_Records for this task_:
________________

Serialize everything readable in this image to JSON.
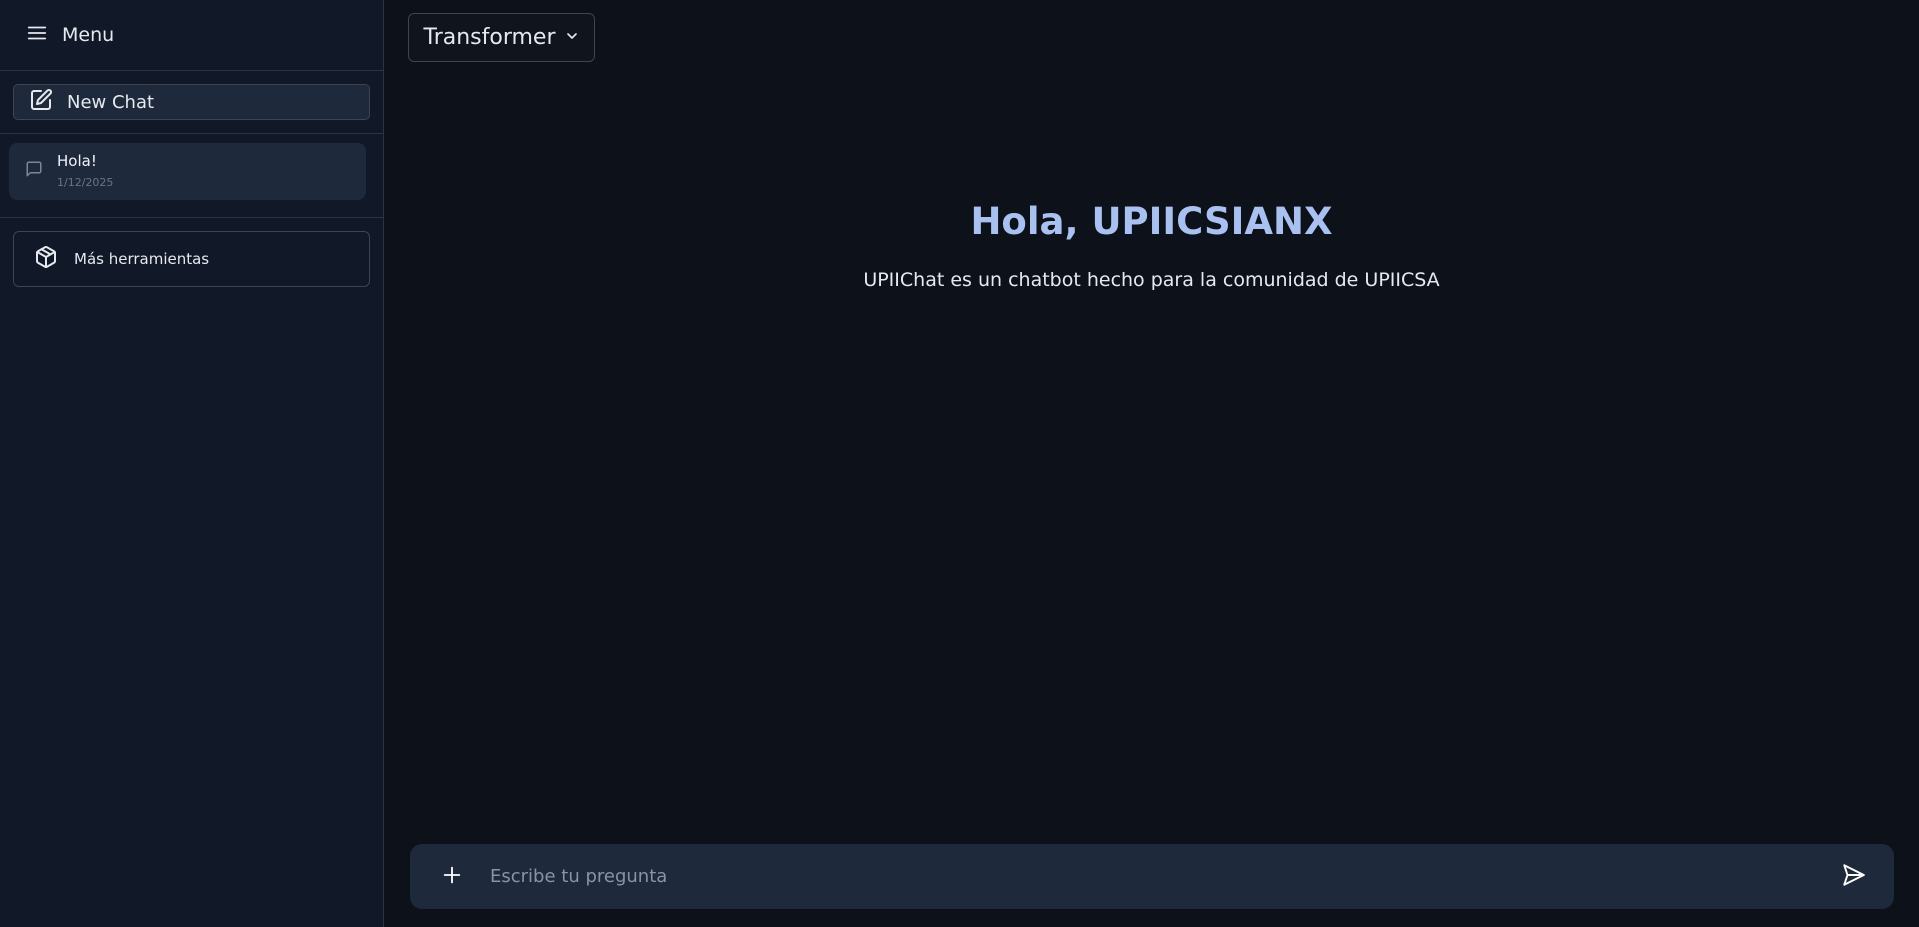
{
  "sidebar": {
    "menu_label": "Menu",
    "new_chat_label": "New Chat",
    "chats": [
      {
        "title": "Hola!",
        "date": "1/12/2025"
      }
    ],
    "tools_label": "Más herramientas"
  },
  "header": {
    "model_selected": "Transformer"
  },
  "main": {
    "greeting": "Hola, UPIICSIANX",
    "subtitle": "UPIIChat es un chatbot hecho para la comunidad de UPIICSA"
  },
  "composer": {
    "placeholder": "Escribe tu pregunta",
    "value": ""
  },
  "icons": {
    "menu": "hamburger-icon",
    "new_chat": "edit-icon",
    "chat": "message-icon",
    "tools": "package-icon",
    "dropdown": "chevron-down-icon",
    "attach": "plus-icon",
    "send": "send-icon"
  },
  "colors": {
    "background": "#0d111a",
    "sidebar": "#111827",
    "panel": "#1e293b",
    "accent": "#a9c1f0"
  }
}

________________

_Objective_: Check each line above for the word "Hola", and copy the lines where it appears.

_Full output_:
        "title": "Hola!",
    "greeting": "Hola, UPIICSIANX",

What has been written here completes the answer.